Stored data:
'''

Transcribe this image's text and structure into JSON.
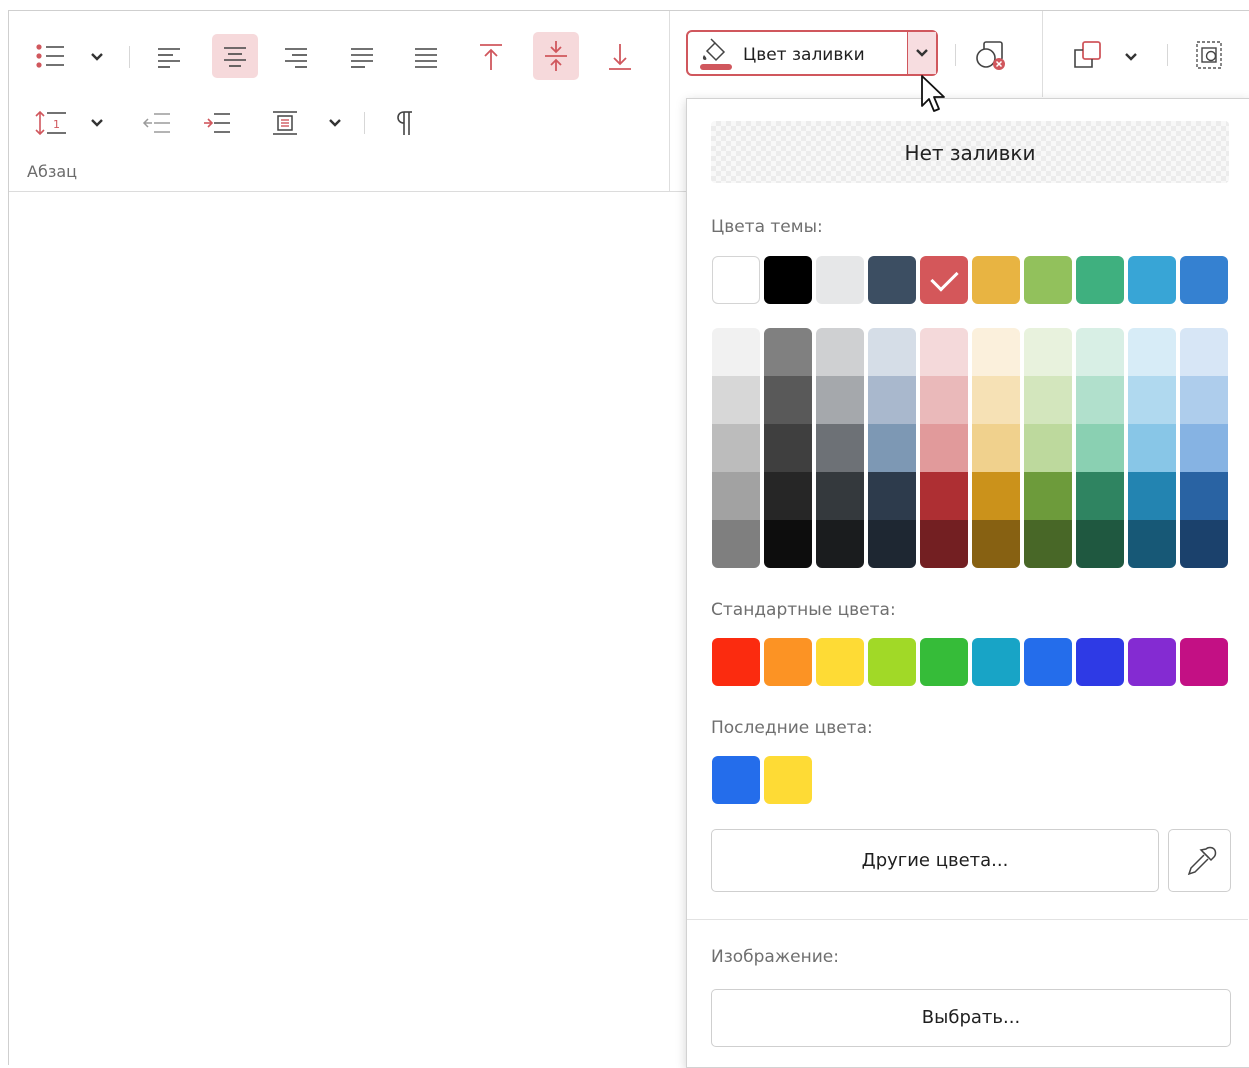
{
  "ribbon": {
    "paragraph_group_label": "Абзац",
    "fill_button_label": "Цвет заливки",
    "accent_color": "#cf4a52",
    "icons": [
      "bulleted-list-icon",
      "chevron-down-icon",
      "align-left-icon",
      "align-center-icon",
      "align-right-icon",
      "align-justify-icon",
      "distribute-icon",
      "align-top-icon",
      "align-middle-icon",
      "align-bottom-icon",
      "line-spacing-icon",
      "decrease-indent-icon",
      "increase-indent-icon",
      "paragraph-spacing-icon",
      "pilcrow-icon",
      "paint-bucket-icon",
      "shape-no-line-icon",
      "arrange-icon",
      "group-shapes-icon"
    ]
  },
  "fill_menu": {
    "no_fill_label": "Нет заливки",
    "theme_colors_label": "Цвета темы:",
    "theme_colors": [
      "#ffffff",
      "#000000",
      "#e6e7e8",
      "#3c4e62",
      "#d4575a",
      "#e8b442",
      "#92c15c",
      "#3fb07f",
      "#38a5d6",
      "#3581d1"
    ],
    "selected_theme_index": 4,
    "shade_columns": [
      [
        "#f1f1f1",
        "#d7d7d7",
        "#bcbcbc",
        "#a2a2a2",
        "#7f7f7f"
      ],
      [
        "#808080",
        "#595959",
        "#3f3f3f",
        "#262626",
        "#0d0d0d"
      ],
      [
        "#cfd0d2",
        "#a5a8ac",
        "#6d7176",
        "#34393d",
        "#1a1c1e"
      ],
      [
        "#d5dde7",
        "#a9b8cd",
        "#7d98b4",
        "#2d3b4c",
        "#1e2732"
      ],
      [
        "#f4d9da",
        "#eab9ba",
        "#e19a9b",
        "#ae2f33",
        "#731f22"
      ],
      [
        "#fbf0dc",
        "#f6e1b5",
        "#f0d18d",
        "#cb921b",
        "#876112"
      ],
      [
        "#e8f2dd",
        "#d3e6bd",
        "#bdd99d",
        "#6d9b3b",
        "#486727"
      ],
      [
        "#d8efe5",
        "#b1e0cc",
        "#8ad0b2",
        "#2f8461",
        "#1f5840"
      ],
      [
        "#d7ecf7",
        "#b0d9ef",
        "#88c6e7",
        "#2384b1",
        "#175876"
      ],
      [
        "#d7e6f6",
        "#aecdec",
        "#86b3e3",
        "#2963a3",
        "#1b416c"
      ]
    ],
    "standard_colors_label": "Стандартные цвета:",
    "standard_colors": [
      "#fb2b0f",
      "#fc9324",
      "#fedb35",
      "#a1d927",
      "#36bc39",
      "#18a4c6",
      "#246deb",
      "#2e3ae5",
      "#842bd2",
      "#c31084"
    ],
    "recent_colors_label": "Последние цвета:",
    "recent_colors": [
      "#246deb",
      "#fedb35"
    ],
    "more_colors_label": "Другие цвета...",
    "image_label": "Изображение:",
    "choose_label": "Выбрать..."
  }
}
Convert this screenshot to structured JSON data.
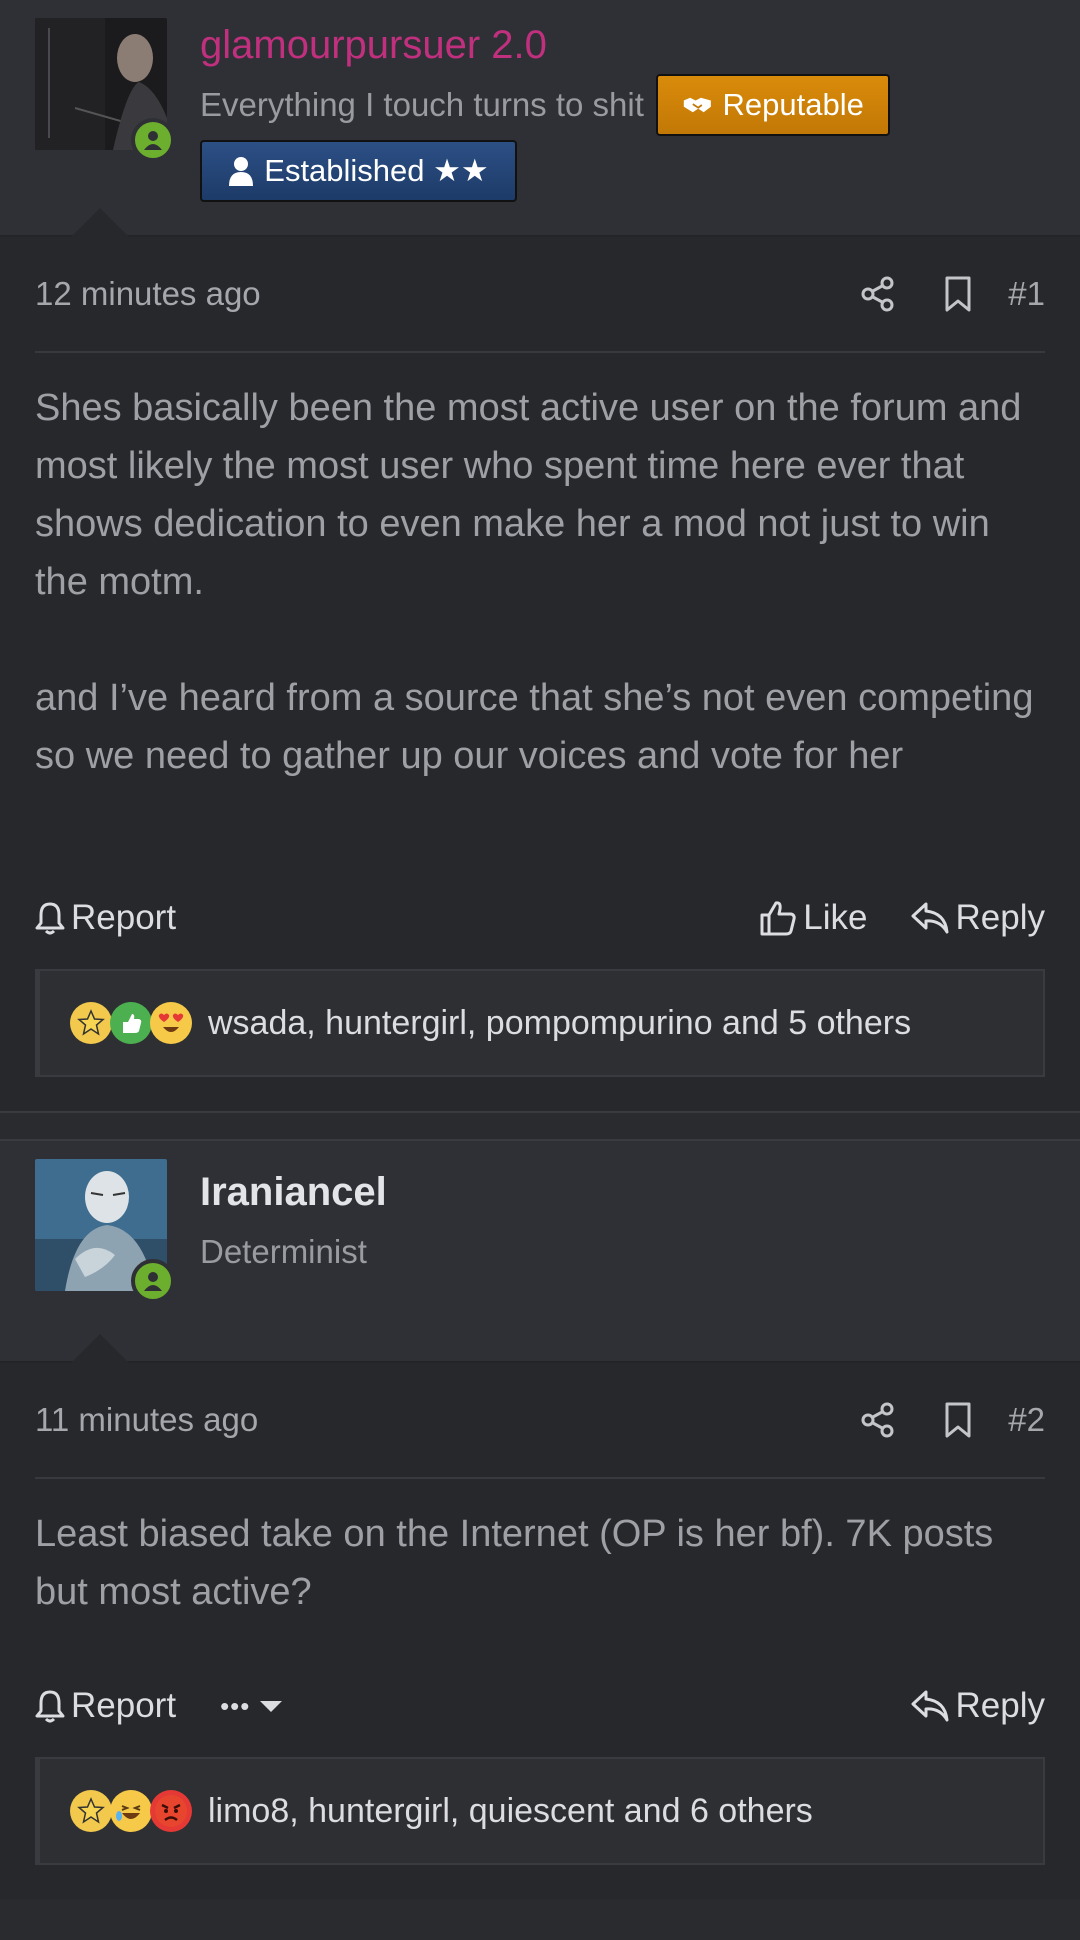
{
  "posts": [
    {
      "username": "glamourpursuer 2.0",
      "user_title": "Everything I touch turns to shit",
      "badges": {
        "reputable": "Reputable",
        "established": "Established ★★"
      },
      "time": "12 minutes ago",
      "post_number": "#1",
      "message": "Shes basically been the most active user on the forum and most likely the most user who spent time here ever that shows dedication to even make her a mod not just to win the motm.\n\nand I’ve heard from a source that she’s not even competing so we need to gather up our voices and vote for her",
      "actions": {
        "report": "Report",
        "like": "Like",
        "reply": "Reply"
      },
      "reactions_text": "wsada, huntergirl, pompompurino and 5 others"
    },
    {
      "username": "Iraniancel",
      "user_title": "Determinist",
      "time": "11 minutes ago",
      "post_number": "#2",
      "message": "Least biased take on the Internet (OP is her bf). 7K posts but most active?",
      "actions": {
        "report": "Report",
        "more": "•••",
        "reply": "Reply"
      },
      "reactions_text": "limo8, huntergirl, quiescent and 6 others"
    }
  ],
  "colors": {
    "background": "#27282c",
    "header_background": "#2f3035",
    "username_pink": "#c0307e",
    "reputable_badge": "#d98b0a",
    "established_badge": "#2c4f85",
    "online_green": "#6cae2d"
  }
}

'''

_TASK BRIEF_
Starting at the line that holds "Convert this screenshot", copy each line exactly through the end of the listing, both ends included. Leave the pictures out.

_EXERCISE ANSWER_
Convert this screenshot to structured JSON data.
{
  "posts": [
    {
      "username": "glamourpursuer 2.0",
      "user_title": "Everything I touch turns to shit",
      "badges": {
        "reputable": "Reputable",
        "established": "Established ★★"
      },
      "time": "12 minutes ago",
      "post_number": "#1",
      "message": "Shes basically been the most active user on the forum and most likely the most user who spent time here ever that shows dedication to even make her a mod not just to win the motm.\n\nand I’ve heard from a source that she’s not even competing so we need to gather up our voices and vote for her",
      "actions": {
        "report": "Report",
        "like": "Like",
        "reply": "Reply"
      },
      "reactions_text": "wsada, huntergirl, pompompurino and 5 others"
    },
    {
      "username": "Iraniancel",
      "user_title": "Determinist",
      "time": "11 minutes ago",
      "post_number": "#2",
      "message": "Least biased take on the Internet (OP is her bf). 7K posts but most active?",
      "actions": {
        "report": "Report",
        "more": "•••",
        "reply": "Reply"
      },
      "reactions_text": "limo8, huntergirl, quiescent and 6 others"
    }
  ],
  "colors": {
    "background": "#27282c",
    "header_background": "#2f3035",
    "username_pink": "#c0307e",
    "reputable_badge": "#d98b0a",
    "established_badge": "#2c4f85",
    "online_green": "#6cae2d"
  }
}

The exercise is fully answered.